◆ Objective ◆
A line counts if it contains the word "text" at least once. State how many such lines the records contain, giving the number alone.

◆ Data excerpts ◆
^^^^^^^^

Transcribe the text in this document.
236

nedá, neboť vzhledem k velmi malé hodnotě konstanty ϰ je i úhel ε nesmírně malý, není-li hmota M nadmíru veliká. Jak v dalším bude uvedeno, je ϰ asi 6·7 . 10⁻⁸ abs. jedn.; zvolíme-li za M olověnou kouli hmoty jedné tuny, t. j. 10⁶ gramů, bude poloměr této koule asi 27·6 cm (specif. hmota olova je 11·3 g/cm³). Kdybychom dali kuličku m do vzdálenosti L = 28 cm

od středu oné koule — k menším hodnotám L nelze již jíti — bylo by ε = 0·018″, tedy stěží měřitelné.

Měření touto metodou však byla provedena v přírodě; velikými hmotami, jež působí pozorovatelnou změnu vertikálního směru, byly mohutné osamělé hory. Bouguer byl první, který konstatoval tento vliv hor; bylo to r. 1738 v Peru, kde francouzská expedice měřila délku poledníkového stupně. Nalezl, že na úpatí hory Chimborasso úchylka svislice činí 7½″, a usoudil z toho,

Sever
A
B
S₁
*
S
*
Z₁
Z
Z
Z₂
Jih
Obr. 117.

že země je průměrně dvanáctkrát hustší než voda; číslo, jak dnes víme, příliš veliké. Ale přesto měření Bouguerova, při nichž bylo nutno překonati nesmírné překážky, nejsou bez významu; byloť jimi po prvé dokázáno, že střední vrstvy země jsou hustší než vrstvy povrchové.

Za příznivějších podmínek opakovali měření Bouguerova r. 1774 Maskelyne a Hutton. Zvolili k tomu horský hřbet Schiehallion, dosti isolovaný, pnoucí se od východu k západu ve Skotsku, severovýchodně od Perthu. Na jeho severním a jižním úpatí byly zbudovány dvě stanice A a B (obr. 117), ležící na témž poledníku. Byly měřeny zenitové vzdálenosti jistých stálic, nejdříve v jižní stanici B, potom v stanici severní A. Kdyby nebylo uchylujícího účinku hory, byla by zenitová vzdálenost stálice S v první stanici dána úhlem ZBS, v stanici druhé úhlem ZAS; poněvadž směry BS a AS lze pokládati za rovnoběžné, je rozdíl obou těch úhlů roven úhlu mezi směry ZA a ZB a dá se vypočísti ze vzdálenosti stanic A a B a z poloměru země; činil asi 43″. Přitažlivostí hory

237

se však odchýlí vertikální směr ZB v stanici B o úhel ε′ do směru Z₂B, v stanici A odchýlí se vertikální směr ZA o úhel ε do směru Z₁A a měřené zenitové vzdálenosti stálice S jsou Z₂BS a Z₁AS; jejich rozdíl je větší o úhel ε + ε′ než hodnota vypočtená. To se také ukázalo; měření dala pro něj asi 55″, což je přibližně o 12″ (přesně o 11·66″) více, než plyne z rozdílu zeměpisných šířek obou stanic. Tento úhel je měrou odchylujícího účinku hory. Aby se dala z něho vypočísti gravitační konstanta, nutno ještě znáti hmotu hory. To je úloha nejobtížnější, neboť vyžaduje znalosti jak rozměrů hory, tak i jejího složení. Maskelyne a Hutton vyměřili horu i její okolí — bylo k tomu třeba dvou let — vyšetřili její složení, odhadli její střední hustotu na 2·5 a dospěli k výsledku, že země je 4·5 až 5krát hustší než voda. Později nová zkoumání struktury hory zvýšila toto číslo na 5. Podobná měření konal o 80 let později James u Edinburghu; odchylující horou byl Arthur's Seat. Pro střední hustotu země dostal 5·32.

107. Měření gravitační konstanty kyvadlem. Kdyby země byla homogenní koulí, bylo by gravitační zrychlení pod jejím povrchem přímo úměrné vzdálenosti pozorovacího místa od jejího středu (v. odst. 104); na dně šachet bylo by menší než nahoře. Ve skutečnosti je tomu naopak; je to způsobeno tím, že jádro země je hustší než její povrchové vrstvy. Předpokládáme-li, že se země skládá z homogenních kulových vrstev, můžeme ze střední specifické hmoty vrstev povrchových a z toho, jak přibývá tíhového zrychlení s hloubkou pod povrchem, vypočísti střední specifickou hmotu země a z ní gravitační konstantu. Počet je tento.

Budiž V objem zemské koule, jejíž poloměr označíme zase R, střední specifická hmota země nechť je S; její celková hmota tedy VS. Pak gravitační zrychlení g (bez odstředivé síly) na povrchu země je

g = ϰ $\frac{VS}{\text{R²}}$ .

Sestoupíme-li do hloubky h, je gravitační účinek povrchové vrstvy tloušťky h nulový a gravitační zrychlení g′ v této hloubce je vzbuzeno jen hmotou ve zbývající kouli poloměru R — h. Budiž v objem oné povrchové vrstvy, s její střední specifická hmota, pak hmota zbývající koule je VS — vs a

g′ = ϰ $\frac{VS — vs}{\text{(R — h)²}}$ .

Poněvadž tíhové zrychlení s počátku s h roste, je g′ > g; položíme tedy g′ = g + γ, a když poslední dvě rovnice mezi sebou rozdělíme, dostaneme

^^^^^^^^

◆ Exercise response ◆
3